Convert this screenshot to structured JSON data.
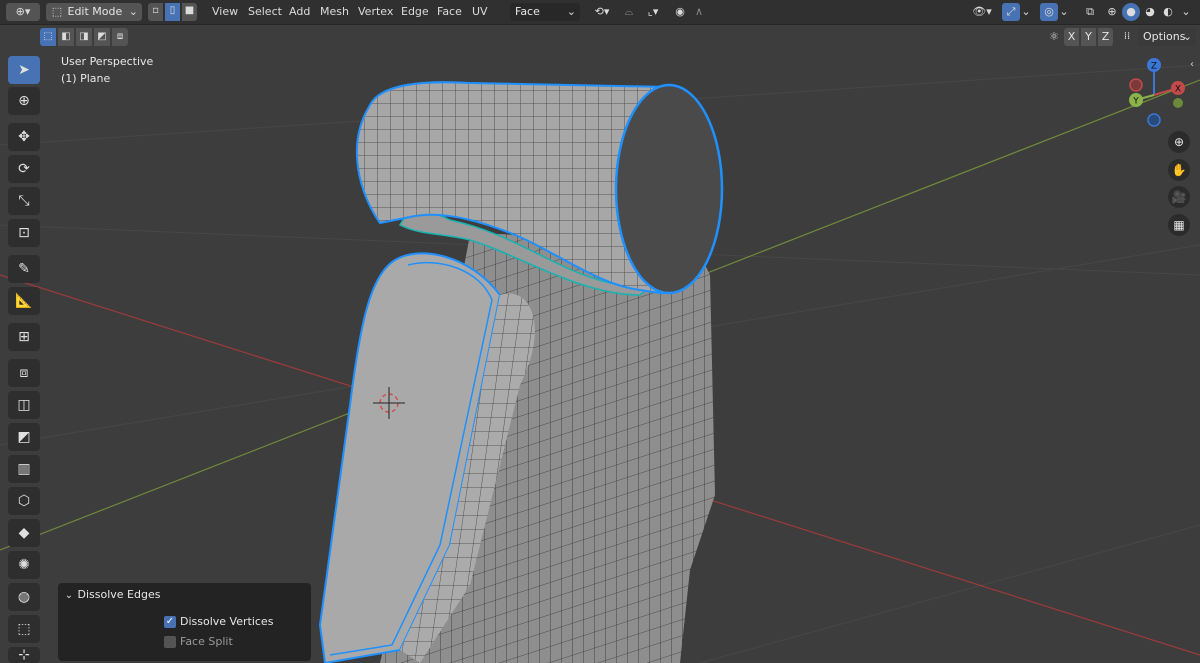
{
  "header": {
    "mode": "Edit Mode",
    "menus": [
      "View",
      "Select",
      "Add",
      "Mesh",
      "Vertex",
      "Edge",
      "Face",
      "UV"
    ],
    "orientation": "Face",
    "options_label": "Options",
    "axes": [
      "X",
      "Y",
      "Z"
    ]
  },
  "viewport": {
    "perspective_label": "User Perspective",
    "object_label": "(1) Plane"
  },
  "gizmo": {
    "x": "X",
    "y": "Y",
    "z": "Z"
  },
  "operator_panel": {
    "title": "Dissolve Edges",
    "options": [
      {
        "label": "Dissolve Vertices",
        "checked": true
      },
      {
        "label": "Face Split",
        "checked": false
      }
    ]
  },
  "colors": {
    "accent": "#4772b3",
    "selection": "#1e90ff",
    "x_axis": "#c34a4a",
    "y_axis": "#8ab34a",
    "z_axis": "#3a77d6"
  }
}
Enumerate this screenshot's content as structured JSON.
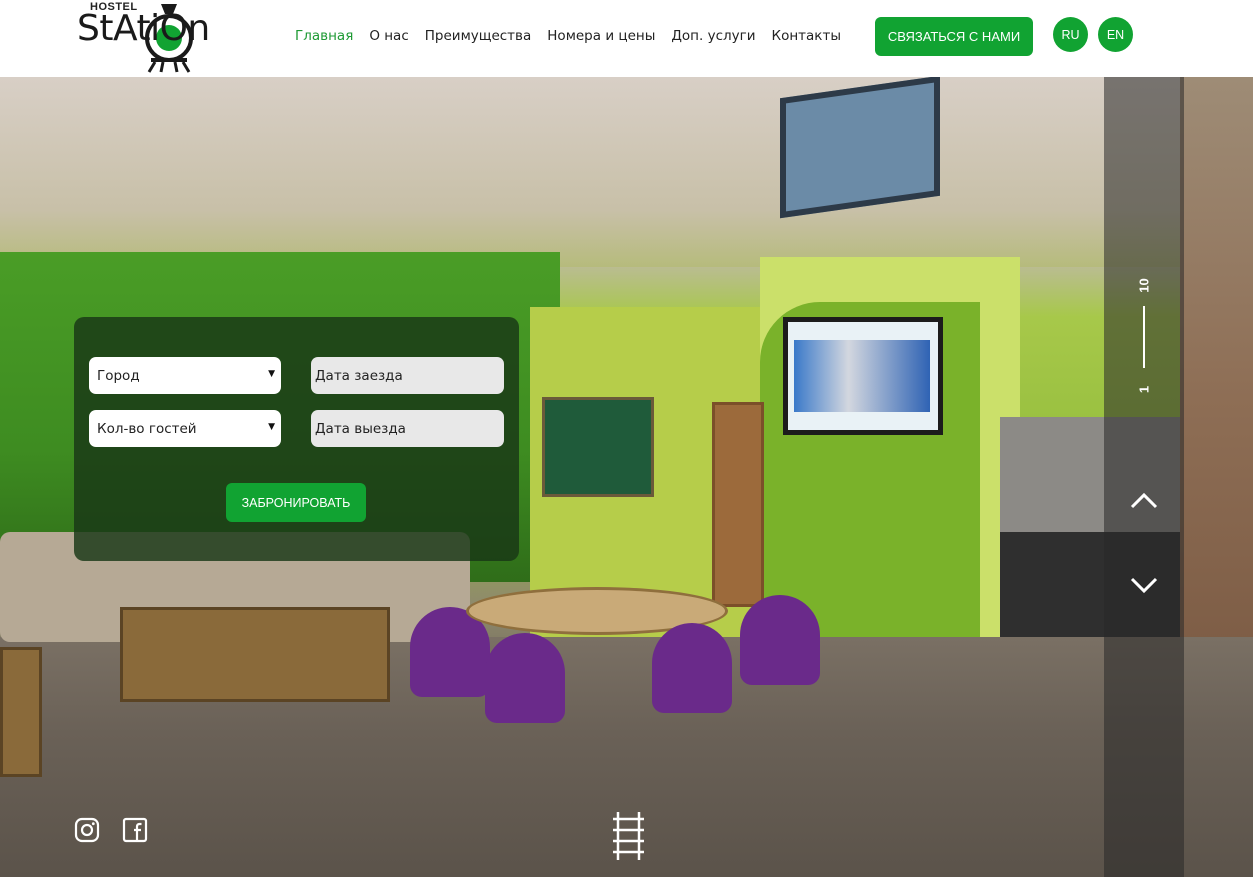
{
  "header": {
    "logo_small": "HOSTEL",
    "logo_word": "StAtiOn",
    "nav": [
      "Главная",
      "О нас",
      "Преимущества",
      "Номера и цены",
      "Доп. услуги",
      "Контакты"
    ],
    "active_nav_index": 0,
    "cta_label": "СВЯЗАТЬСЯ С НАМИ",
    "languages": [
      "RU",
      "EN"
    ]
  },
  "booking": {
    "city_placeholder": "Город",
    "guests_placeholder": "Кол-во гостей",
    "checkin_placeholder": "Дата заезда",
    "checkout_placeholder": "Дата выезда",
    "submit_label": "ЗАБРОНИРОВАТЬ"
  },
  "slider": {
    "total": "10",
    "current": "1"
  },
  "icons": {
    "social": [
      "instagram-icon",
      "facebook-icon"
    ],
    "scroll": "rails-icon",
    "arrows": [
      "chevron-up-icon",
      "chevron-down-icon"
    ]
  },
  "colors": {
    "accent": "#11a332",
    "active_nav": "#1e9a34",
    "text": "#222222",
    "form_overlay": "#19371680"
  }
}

**Description of the task:** Identify the lines that hold the word "screenshot". Copy every one of them.

**Written response:**
Convert this screenshot to structured JSON data.
Enumerate this screenshot's content as structured JSON.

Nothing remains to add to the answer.